§ **Challenge**
Copy out every row below word for word.

§ **Exercise data**
__________
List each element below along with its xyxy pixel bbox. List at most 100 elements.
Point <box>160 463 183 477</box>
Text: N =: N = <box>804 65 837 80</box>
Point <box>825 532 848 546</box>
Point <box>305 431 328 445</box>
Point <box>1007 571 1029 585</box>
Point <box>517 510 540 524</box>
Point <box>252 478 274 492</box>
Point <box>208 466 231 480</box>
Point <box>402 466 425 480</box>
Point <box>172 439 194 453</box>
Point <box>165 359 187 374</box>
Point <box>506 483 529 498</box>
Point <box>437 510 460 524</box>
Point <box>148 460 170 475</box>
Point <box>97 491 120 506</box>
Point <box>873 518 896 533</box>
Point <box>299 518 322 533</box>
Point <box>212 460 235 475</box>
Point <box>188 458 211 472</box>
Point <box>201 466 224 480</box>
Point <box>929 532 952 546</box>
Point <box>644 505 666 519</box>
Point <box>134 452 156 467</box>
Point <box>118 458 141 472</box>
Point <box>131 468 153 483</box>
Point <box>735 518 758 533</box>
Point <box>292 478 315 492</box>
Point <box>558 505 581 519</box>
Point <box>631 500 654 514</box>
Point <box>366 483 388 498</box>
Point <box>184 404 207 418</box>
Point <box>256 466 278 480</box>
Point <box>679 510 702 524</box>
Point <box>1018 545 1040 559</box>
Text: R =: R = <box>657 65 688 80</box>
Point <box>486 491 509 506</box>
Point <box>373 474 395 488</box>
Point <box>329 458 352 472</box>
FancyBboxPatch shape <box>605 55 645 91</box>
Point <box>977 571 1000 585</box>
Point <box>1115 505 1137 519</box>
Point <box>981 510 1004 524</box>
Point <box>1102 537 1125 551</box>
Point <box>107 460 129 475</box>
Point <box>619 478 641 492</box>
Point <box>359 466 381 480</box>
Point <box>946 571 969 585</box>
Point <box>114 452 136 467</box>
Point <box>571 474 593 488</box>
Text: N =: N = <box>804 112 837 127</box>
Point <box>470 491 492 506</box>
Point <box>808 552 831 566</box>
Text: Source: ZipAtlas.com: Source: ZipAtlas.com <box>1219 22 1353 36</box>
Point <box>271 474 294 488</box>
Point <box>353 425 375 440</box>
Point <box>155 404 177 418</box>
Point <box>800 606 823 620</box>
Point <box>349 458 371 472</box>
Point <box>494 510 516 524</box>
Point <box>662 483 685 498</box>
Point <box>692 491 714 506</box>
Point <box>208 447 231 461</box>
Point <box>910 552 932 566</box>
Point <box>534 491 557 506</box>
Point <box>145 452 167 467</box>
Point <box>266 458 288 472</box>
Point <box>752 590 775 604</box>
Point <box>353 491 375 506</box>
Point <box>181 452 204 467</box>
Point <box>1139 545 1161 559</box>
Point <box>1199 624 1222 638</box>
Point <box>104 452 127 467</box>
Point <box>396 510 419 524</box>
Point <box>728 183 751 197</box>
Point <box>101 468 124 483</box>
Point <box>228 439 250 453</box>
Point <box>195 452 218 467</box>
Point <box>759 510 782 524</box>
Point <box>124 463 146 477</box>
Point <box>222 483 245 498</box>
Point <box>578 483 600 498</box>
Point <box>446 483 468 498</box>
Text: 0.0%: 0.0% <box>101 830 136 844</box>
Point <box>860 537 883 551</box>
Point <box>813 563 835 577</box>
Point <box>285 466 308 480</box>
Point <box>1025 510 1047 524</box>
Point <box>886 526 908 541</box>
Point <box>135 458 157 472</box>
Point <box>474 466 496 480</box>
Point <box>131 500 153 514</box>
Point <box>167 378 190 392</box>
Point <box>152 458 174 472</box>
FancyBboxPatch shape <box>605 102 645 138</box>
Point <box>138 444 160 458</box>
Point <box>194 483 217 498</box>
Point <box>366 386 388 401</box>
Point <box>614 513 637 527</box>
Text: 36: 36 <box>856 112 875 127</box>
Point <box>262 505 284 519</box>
__________
§ **Expected answer**
List each element below along with its xyxy pixel bbox. List at most 100 elements.
Point <box>160 463 183 477</box>
Text: N =: N = <box>804 65 837 80</box>
Point <box>825 532 848 546</box>
Point <box>305 431 328 445</box>
Point <box>1007 571 1029 585</box>
Point <box>517 510 540 524</box>
Point <box>252 478 274 492</box>
Point <box>208 466 231 480</box>
Point <box>402 466 425 480</box>
Point <box>172 439 194 453</box>
Point <box>165 359 187 374</box>
Point <box>506 483 529 498</box>
Point <box>437 510 460 524</box>
Point <box>148 460 170 475</box>
Point <box>97 491 120 506</box>
Point <box>873 518 896 533</box>
Point <box>299 518 322 533</box>
Point <box>212 460 235 475</box>
Point <box>188 458 211 472</box>
Point <box>201 466 224 480</box>
Point <box>929 532 952 546</box>
Point <box>644 505 666 519</box>
Point <box>134 452 156 467</box>
Point <box>118 458 141 472</box>
Point <box>131 468 153 483</box>
Point <box>735 518 758 533</box>
Point <box>292 478 315 492</box>
Point <box>558 505 581 519</box>
Point <box>631 500 654 514</box>
Point <box>366 483 388 498</box>
Point <box>184 404 207 418</box>
Point <box>256 466 278 480</box>
Point <box>679 510 702 524</box>
Point <box>1018 545 1040 559</box>
Text: R =: R = <box>657 65 688 80</box>
Point <box>486 491 509 506</box>
Point <box>373 474 395 488</box>
Point <box>329 458 352 472</box>
FancyBboxPatch shape <box>605 55 645 91</box>
Point <box>977 571 1000 585</box>
Point <box>1115 505 1137 519</box>
Point <box>981 510 1004 524</box>
Point <box>1102 537 1125 551</box>
Point <box>107 460 129 475</box>
Point <box>619 478 641 492</box>
Point <box>359 466 381 480</box>
Point <box>946 571 969 585</box>
Point <box>114 452 136 467</box>
Point <box>571 474 593 488</box>
Text: N =: N = <box>804 112 837 127</box>
Point <box>470 491 492 506</box>
Point <box>808 552 831 566</box>
Text: Source: ZipAtlas.com: Source: ZipAtlas.com <box>1219 22 1353 36</box>
Point <box>271 474 294 488</box>
Point <box>353 425 375 440</box>
Point <box>155 404 177 418</box>
Point <box>800 606 823 620</box>
Point <box>349 458 371 472</box>
Point <box>494 510 516 524</box>
Point <box>662 483 685 498</box>
Point <box>692 491 714 506</box>
Point <box>208 447 231 461</box>
Point <box>910 552 932 566</box>
Point <box>534 491 557 506</box>
Point <box>145 452 167 467</box>
Point <box>266 458 288 472</box>
Point <box>752 590 775 604</box>
Point <box>353 491 375 506</box>
Point <box>181 452 204 467</box>
Point <box>1139 545 1161 559</box>
Point <box>1199 624 1222 638</box>
Point <box>104 452 127 467</box>
Point <box>396 510 419 524</box>
Point <box>728 183 751 197</box>
Point <box>101 468 124 483</box>
Point <box>228 439 250 453</box>
Point <box>195 452 218 467</box>
Point <box>759 510 782 524</box>
Point <box>124 463 146 477</box>
Point <box>222 483 245 498</box>
Point <box>578 483 600 498</box>
Point <box>446 483 468 498</box>
Text: 0.0%: 0.0% <box>101 830 136 844</box>
Point <box>860 537 883 551</box>
Point <box>813 563 835 577</box>
Point <box>285 466 308 480</box>
Point <box>1025 510 1047 524</box>
Point <box>886 526 908 541</box>
Point <box>135 458 157 472</box>
Point <box>474 466 496 480</box>
Point <box>131 500 153 514</box>
Point <box>167 378 190 392</box>
Point <box>152 458 174 472</box>
FancyBboxPatch shape <box>605 102 645 138</box>
Point <box>138 444 160 458</box>
Point <box>194 483 217 498</box>
Point <box>366 386 388 401</box>
Point <box>614 513 637 527</box>
Text: 36: 36 <box>856 112 875 127</box>
Point <box>262 505 284 519</box>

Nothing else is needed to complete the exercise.